TO BE DONE
Pull every line with the word "Agriculture" out of the entries below.

═════ RECORDED INFORMATION

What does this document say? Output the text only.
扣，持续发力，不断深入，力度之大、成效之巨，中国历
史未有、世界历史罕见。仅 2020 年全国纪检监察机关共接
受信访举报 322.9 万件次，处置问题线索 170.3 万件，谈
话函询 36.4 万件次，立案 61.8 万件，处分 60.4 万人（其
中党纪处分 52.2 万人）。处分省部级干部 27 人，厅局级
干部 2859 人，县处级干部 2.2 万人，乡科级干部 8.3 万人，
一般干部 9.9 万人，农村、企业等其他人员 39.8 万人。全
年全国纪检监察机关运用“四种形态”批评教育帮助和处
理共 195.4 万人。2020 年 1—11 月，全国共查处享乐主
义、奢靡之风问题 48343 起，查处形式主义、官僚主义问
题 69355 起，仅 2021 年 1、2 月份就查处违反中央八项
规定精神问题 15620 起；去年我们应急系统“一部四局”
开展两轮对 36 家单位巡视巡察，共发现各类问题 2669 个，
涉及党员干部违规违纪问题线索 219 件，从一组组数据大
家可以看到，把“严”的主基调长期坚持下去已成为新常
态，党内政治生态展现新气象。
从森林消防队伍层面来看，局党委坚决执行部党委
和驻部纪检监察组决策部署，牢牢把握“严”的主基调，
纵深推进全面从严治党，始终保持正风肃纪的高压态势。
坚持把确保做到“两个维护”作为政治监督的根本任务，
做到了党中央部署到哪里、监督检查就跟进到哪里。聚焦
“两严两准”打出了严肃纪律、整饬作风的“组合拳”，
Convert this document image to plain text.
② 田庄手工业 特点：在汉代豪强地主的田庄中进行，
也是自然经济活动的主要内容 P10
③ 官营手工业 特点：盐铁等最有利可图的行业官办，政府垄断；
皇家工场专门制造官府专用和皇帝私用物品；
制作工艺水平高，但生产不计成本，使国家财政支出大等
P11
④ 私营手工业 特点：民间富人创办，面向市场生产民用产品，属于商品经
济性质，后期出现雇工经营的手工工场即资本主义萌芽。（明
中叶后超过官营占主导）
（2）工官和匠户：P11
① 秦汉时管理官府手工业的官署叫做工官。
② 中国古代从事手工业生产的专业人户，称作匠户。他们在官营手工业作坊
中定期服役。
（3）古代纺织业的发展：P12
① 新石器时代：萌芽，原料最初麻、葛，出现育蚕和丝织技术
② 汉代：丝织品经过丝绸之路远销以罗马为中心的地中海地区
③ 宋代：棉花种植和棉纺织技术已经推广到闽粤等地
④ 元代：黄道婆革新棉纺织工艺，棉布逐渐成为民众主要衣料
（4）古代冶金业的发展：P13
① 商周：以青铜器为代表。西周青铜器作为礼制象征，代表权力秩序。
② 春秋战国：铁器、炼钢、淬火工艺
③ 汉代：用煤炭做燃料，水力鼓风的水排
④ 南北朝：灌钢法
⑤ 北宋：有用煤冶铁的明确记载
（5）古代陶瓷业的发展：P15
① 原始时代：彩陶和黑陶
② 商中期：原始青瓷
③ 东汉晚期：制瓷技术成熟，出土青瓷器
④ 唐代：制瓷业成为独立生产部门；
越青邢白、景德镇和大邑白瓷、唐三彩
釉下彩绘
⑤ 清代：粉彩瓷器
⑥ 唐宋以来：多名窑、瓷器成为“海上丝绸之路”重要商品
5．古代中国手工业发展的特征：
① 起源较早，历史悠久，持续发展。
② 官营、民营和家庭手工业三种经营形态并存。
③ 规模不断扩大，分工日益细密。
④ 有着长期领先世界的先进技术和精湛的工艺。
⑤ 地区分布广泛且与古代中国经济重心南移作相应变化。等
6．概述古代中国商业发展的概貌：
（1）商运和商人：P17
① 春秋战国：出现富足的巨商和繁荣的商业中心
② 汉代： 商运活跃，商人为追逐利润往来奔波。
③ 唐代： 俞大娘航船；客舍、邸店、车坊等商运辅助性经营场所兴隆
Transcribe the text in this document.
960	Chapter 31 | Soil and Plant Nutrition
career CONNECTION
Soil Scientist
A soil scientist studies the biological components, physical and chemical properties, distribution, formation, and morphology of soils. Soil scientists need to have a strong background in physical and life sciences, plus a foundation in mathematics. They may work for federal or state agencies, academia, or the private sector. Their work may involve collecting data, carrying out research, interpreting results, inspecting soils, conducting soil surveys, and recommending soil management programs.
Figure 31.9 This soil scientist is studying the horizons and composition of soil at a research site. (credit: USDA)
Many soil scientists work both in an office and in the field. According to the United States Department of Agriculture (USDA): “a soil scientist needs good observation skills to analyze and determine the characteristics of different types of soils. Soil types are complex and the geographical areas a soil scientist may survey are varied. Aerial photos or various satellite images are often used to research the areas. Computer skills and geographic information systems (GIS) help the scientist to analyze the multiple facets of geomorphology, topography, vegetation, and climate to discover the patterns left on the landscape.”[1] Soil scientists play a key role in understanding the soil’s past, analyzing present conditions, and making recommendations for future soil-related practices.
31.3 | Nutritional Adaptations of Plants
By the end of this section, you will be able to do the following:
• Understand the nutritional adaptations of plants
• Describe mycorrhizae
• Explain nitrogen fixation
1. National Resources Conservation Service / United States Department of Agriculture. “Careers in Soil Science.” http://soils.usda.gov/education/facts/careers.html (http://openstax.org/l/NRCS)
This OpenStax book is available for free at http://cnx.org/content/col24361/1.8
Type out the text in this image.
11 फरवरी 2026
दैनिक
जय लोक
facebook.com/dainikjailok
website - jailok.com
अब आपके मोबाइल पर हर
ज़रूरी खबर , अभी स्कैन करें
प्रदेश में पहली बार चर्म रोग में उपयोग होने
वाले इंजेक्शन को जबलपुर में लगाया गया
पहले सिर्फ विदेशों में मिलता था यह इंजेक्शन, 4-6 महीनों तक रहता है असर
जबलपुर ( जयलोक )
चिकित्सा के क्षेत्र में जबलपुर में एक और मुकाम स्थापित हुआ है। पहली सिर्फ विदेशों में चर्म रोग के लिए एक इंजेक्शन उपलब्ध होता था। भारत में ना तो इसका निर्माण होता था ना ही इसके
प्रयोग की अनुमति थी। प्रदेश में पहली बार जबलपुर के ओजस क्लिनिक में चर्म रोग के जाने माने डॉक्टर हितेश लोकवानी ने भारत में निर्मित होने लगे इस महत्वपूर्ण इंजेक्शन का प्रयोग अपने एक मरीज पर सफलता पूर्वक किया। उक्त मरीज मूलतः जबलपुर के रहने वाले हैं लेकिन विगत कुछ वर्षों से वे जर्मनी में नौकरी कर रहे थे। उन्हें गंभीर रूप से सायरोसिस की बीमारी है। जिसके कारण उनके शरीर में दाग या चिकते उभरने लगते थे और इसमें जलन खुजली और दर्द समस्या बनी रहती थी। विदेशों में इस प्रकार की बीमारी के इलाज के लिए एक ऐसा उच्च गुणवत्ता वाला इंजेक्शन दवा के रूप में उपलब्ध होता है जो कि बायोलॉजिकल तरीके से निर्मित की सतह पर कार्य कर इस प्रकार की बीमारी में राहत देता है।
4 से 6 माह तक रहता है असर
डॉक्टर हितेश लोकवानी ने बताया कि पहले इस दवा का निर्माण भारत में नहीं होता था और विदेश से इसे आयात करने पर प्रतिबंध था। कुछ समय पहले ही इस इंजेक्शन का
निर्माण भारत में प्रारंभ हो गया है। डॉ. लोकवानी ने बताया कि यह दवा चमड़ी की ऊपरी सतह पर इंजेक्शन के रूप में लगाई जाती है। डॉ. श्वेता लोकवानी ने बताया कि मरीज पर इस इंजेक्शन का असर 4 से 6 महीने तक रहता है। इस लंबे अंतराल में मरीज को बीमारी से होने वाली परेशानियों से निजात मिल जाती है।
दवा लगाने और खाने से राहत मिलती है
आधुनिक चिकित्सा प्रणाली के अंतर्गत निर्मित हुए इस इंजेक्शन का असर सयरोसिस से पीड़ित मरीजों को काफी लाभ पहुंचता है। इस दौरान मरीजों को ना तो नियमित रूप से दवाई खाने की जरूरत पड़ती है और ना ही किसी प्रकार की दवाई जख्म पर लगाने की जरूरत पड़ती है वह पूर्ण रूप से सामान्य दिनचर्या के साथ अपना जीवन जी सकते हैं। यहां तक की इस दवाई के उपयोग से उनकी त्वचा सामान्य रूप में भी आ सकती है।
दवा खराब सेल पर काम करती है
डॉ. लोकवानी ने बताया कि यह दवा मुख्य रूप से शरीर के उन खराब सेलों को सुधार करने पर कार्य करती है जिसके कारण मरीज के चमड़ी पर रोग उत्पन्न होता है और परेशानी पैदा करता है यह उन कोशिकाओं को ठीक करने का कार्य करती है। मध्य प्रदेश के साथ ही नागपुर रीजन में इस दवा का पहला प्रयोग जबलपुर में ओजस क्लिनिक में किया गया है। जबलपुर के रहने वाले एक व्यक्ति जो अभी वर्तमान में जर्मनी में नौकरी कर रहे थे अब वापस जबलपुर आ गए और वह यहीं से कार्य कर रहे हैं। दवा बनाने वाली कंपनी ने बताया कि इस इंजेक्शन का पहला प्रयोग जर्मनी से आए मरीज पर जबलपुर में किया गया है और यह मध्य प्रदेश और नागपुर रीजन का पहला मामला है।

══════════

THE ANSWER
Many soil scientists work both in an office and in the field. According to the United States Department of Agriculture (USDA): “a soil scientist needs good observation skills to analyze and determine the characteristics of different types of soils. Soil types are complex and the geographical areas a soil scientist may survey are varied. Aerial photos or various satellite images are often used to research the areas. Computer skills and geographic information systems (GIS) help the scientist to analyze the multiple facets of geomorphology, topography, vegetation, and climate to discover the patterns left on the landscape.”[1] Soil scientists play a key role in understanding the soil’s past, analyzing present conditions, and making recommendations for future soil-related practices.
1. National Resources Conservation Service / United States Department of Agriculture. “Careers in Soil Science.” http://soils.usda.gov/education/facts/careers.html (http://openstax.org/l/NRCS)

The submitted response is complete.